──────── Extracted material ────────

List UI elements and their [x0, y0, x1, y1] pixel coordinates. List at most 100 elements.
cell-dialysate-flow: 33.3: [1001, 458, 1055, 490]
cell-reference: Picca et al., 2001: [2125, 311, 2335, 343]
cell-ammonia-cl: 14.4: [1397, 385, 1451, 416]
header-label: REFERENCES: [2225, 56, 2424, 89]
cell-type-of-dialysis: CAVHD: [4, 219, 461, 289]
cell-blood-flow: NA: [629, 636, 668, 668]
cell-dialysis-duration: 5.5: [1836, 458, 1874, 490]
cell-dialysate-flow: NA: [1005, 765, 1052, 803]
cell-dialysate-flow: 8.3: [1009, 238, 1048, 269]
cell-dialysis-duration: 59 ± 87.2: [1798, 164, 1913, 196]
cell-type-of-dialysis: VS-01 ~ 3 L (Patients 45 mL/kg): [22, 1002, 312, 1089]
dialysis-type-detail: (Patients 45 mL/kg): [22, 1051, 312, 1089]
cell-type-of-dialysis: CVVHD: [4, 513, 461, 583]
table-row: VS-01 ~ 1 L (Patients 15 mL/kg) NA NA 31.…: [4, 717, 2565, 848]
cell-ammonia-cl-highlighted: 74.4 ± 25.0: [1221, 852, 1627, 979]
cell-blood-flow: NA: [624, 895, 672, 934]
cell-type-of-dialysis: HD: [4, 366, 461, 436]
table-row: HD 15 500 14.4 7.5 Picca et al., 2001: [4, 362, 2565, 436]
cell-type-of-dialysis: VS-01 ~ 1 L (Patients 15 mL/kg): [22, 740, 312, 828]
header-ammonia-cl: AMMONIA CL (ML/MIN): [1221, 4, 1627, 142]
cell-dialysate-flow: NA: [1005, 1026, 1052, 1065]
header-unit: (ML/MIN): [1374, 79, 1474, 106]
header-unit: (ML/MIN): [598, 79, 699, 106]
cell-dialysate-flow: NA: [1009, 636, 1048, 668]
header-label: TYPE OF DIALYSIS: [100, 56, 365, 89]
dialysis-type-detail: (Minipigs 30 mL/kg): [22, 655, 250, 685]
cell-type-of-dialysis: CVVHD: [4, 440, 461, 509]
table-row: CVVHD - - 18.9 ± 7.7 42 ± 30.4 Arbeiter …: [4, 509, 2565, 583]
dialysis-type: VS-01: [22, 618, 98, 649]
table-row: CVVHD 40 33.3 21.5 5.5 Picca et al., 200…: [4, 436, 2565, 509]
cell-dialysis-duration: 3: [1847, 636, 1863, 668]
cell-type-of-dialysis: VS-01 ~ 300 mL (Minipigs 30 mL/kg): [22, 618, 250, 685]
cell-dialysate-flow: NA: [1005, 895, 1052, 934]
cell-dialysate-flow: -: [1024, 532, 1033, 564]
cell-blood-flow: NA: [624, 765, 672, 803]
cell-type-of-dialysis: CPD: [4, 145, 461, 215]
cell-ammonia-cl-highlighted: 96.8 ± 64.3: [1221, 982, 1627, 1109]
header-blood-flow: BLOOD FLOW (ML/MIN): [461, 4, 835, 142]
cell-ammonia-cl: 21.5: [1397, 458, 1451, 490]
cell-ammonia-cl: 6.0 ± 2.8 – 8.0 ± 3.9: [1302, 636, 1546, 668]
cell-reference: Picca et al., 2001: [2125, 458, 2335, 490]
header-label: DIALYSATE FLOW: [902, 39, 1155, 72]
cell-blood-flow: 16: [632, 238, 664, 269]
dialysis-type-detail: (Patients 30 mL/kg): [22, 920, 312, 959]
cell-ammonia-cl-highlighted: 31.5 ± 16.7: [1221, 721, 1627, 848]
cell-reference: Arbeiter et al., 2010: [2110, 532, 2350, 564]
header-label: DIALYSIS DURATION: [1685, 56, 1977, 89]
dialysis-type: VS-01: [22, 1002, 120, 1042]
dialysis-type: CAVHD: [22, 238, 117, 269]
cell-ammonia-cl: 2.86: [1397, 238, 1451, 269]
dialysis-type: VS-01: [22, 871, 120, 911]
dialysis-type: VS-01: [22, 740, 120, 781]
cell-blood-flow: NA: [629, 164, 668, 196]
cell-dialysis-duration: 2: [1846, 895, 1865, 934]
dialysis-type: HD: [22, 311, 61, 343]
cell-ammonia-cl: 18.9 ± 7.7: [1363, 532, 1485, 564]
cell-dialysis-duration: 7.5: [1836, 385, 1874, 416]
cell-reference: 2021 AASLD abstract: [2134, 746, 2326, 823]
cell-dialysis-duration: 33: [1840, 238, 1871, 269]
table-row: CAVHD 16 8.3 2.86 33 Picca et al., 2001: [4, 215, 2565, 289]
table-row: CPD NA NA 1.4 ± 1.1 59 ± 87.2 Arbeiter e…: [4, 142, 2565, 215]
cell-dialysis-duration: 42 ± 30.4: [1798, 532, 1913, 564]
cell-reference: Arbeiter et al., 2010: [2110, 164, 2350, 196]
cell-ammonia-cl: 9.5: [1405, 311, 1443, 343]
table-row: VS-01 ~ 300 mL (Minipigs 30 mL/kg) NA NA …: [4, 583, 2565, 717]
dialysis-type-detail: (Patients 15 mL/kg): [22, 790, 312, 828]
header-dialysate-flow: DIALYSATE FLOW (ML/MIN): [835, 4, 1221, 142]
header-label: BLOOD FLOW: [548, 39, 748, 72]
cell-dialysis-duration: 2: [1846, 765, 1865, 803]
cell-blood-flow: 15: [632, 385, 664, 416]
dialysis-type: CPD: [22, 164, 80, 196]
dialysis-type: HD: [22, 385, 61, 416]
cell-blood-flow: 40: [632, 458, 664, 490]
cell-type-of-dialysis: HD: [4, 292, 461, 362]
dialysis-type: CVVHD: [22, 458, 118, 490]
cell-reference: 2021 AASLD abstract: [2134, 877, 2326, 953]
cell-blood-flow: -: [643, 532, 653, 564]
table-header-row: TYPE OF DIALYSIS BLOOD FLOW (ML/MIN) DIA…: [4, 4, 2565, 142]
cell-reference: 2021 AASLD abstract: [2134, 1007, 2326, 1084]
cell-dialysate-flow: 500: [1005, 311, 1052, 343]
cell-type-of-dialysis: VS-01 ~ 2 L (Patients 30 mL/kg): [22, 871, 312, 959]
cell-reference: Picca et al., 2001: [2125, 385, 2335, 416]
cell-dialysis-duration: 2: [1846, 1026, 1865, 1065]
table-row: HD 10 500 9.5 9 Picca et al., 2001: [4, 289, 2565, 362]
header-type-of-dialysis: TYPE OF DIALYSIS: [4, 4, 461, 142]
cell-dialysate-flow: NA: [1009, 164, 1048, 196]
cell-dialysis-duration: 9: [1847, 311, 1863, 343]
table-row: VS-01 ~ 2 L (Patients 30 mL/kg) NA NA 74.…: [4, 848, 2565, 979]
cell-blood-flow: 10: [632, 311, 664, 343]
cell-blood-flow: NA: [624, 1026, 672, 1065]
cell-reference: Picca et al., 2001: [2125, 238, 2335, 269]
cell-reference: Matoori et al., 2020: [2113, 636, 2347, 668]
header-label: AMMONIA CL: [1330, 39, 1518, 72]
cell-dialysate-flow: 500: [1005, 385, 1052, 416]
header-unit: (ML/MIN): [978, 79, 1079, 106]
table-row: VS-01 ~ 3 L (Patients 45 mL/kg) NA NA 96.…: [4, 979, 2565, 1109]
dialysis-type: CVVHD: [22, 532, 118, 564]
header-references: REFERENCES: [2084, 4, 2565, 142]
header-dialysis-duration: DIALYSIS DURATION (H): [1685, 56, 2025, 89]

────────

◆ **Task objective**
Print the data above exactly as it reads.

◆ **Task result**
List UI elements and their [x0, y0, x1, y1] pixel coordinates. List at most 100 elements.
cell-dialysate-flow: 33.3: [1001, 458, 1055, 490]
cell-reference: Picca et al., 2001: [2125, 311, 2335, 343]
cell-ammonia-cl: 14.4: [1397, 385, 1451, 416]
header-label: REFERENCES: [2225, 56, 2424, 89]
cell-type-of-dialysis: CAVHD: [4, 219, 461, 289]
cell-blood-flow: NA: [629, 636, 668, 668]
cell-dialysis-duration: 5.5: [1836, 458, 1874, 490]
cell-dialysate-flow: NA: [1005, 765, 1052, 803]
cell-dialysate-flow: 8.3: [1009, 238, 1048, 269]
cell-dialysis-duration: 59 ± 87.2: [1798, 164, 1913, 196]
cell-type-of-dialysis: VS-01 ~ 3 L (Patients 45 mL/kg): [22, 1002, 312, 1089]
dialysis-type-detail: (Patients 45 mL/kg): [22, 1051, 312, 1089]
cell-type-of-dialysis: CVVHD: [4, 513, 461, 583]
table-row: VS-01 ~ 1 L (Patients 15 mL/kg) NA NA 31.…: [4, 717, 2565, 848]
cell-ammonia-cl-highlighted: 74.4 ± 25.0: [1221, 852, 1627, 979]
cell-blood-flow: NA: [624, 895, 672, 934]
cell-type-of-dialysis: HD: [4, 366, 461, 436]
table-row: HD 15 500 14.4 7.5 Picca et al., 2001: [4, 362, 2565, 436]
cell-type-of-dialysis: VS-01 ~ 1 L (Patients 15 mL/kg): [22, 740, 312, 828]
header-ammonia-cl: AMMONIA CL (ML/MIN): [1221, 4, 1627, 142]
cell-dialysate-flow: NA: [1005, 1026, 1052, 1065]
header-unit: (ML/MIN): [1374, 79, 1474, 106]
header-unit: (ML/MIN): [598, 79, 699, 106]
cell-dialysate-flow: NA: [1009, 636, 1048, 668]
header-label: TYPE OF DIALYSIS: [100, 56, 365, 89]
dialysis-type-detail: (Minipigs 30 mL/kg): [22, 655, 250, 685]
cell-type-of-dialysis: CVVHD: [4, 440, 461, 509]
table-row: CVVHD - - 18.9 ± 7.7 42 ± 30.4 Arbeiter …: [4, 509, 2565, 583]
dialysis-type: VS-01: [22, 618, 98, 649]
table-row: CVVHD 40 33.3 21.5 5.5 Picca et al., 200…: [4, 436, 2565, 509]
cell-dialysis-duration: 3: [1847, 636, 1863, 668]
cell-type-of-dialysis: VS-01 ~ 300 mL (Minipigs 30 mL/kg): [22, 618, 250, 685]
cell-dialysate-flow: NA: [1005, 895, 1052, 934]
cell-dialysate-flow: -: [1024, 532, 1033, 564]
cell-blood-flow: NA: [624, 765, 672, 803]
cell-type-of-dialysis: CPD: [4, 145, 461, 215]
cell-ammonia-cl-highlighted: 96.8 ± 64.3: [1221, 982, 1627, 1109]
header-blood-flow: BLOOD FLOW (ML/MIN): [461, 4, 835, 142]
cell-ammonia-cl: 21.5: [1397, 458, 1451, 490]
cell-ammonia-cl: 6.0 ± 2.8 – 8.0 ± 3.9: [1302, 636, 1546, 668]
cell-reference: Picca et al., 2001: [2125, 458, 2335, 490]
header-label: DIALYSATE FLOW: [902, 39, 1155, 72]
cell-blood-flow: 16: [632, 238, 664, 269]
dialysis-type-detail: (Patients 30 mL/kg): [22, 920, 312, 959]
cell-ammonia-cl-highlighted: 31.5 ± 16.7: [1221, 721, 1627, 848]
cell-reference: Arbeiter et al., 2010: [2110, 532, 2350, 564]
header-label: DIALYSIS DURATION: [1685, 56, 1977, 89]
dialysis-type: VS-01: [22, 1002, 120, 1042]
dialysis-type: CAVHD: [22, 238, 117, 269]
cell-ammonia-cl: 2.86: [1397, 238, 1451, 269]
dialysis-type: VS-01: [22, 871, 120, 911]
dialysis-type: VS-01: [22, 740, 120, 781]
cell-blood-flow: NA: [629, 164, 668, 196]
cell-dialysis-duration: 2: [1846, 895, 1865, 934]
dialysis-type: HD: [22, 311, 61, 343]
cell-ammonia-cl: 18.9 ± 7.7: [1363, 532, 1485, 564]
cell-dialysis-duration: 7.5: [1836, 385, 1874, 416]
cell-reference: 2021 AASLD abstract: [2134, 746, 2326, 823]
cell-dialysis-duration: 33: [1840, 238, 1871, 269]
table-row: CAVHD 16 8.3 2.86 33 Picca et al., 2001: [4, 215, 2565, 289]
table-row: CPD NA NA 1.4 ± 1.1 59 ± 87.2 Arbeiter e…: [4, 142, 2565, 215]
cell-dialysis-duration: 42 ± 30.4: [1798, 532, 1913, 564]
cell-reference: Arbeiter et al., 2010: [2110, 164, 2350, 196]
cell-ammonia-cl: 9.5: [1405, 311, 1443, 343]
table-row: VS-01 ~ 300 mL (Minipigs 30 mL/kg) NA NA …: [4, 583, 2565, 717]
dialysis-type-detail: (Patients 15 mL/kg): [22, 790, 312, 828]
header-dialysate-flow: DIALYSATE FLOW (ML/MIN): [835, 4, 1221, 142]
header-label: BLOOD FLOW: [548, 39, 748, 72]
cell-dialysis-duration: 2: [1846, 765, 1865, 803]
cell-blood-flow: 15: [632, 385, 664, 416]
dialysis-type: CPD: [22, 164, 80, 196]
dialysis-type: HD: [22, 385, 61, 416]
cell-blood-flow: 40: [632, 458, 664, 490]
cell-type-of-dialysis: HD: [4, 292, 461, 362]
dialysis-type: CVVHD: [22, 458, 118, 490]
cell-reference: 2021 AASLD abstract: [2134, 877, 2326, 953]
cell-blood-flow: -: [643, 532, 653, 564]
table-header-row: TYPE OF DIALYSIS BLOOD FLOW (ML/MIN) DIA…: [4, 4, 2565, 142]
cell-reference: 2021 AASLD abstract: [2134, 1007, 2326, 1084]
cell-dialysate-flow: 500: [1005, 311, 1052, 343]
cell-type-of-dialysis: VS-01 ~ 2 L (Patients 30 mL/kg): [22, 871, 312, 959]
cell-reference: Picca et al., 2001: [2125, 385, 2335, 416]
cell-dialysis-duration: 2: [1846, 1026, 1865, 1065]
table-row: HD 10 500 9.5 9 Picca et al., 2001: [4, 289, 2565, 362]
header-type-of-dialysis: TYPE OF DIALYSIS: [4, 4, 461, 142]
cell-dialysate-flow: NA: [1009, 164, 1048, 196]
cell-dialysis-duration: 9: [1847, 311, 1863, 343]
table-row: VS-01 ~ 2 L (Patients 30 mL/kg) NA NA 74.…: [4, 848, 2565, 979]
cell-blood-flow: 10: [632, 311, 664, 343]
cell-blood-flow: NA: [624, 1026, 672, 1065]
cell-reference: Picca et al., 2001: [2125, 238, 2335, 269]
cell-reference: Matoori et al., 2020: [2113, 636, 2347, 668]
header-label: AMMONIA CL: [1330, 39, 1518, 72]
cell-dialysate-flow: 500: [1005, 385, 1052, 416]
header-unit: (ML/MIN): [978, 79, 1079, 106]
table-row: VS-01 ~ 3 L (Patients 45 mL/kg) NA NA 96.…: [4, 979, 2565, 1109]
dialysis-type: CVVHD: [22, 532, 118, 564]
header-references: REFERENCES: [2084, 4, 2565, 142]
header-dialysis-duration: DIALYSIS DURATION (H): [1685, 56, 2025, 89]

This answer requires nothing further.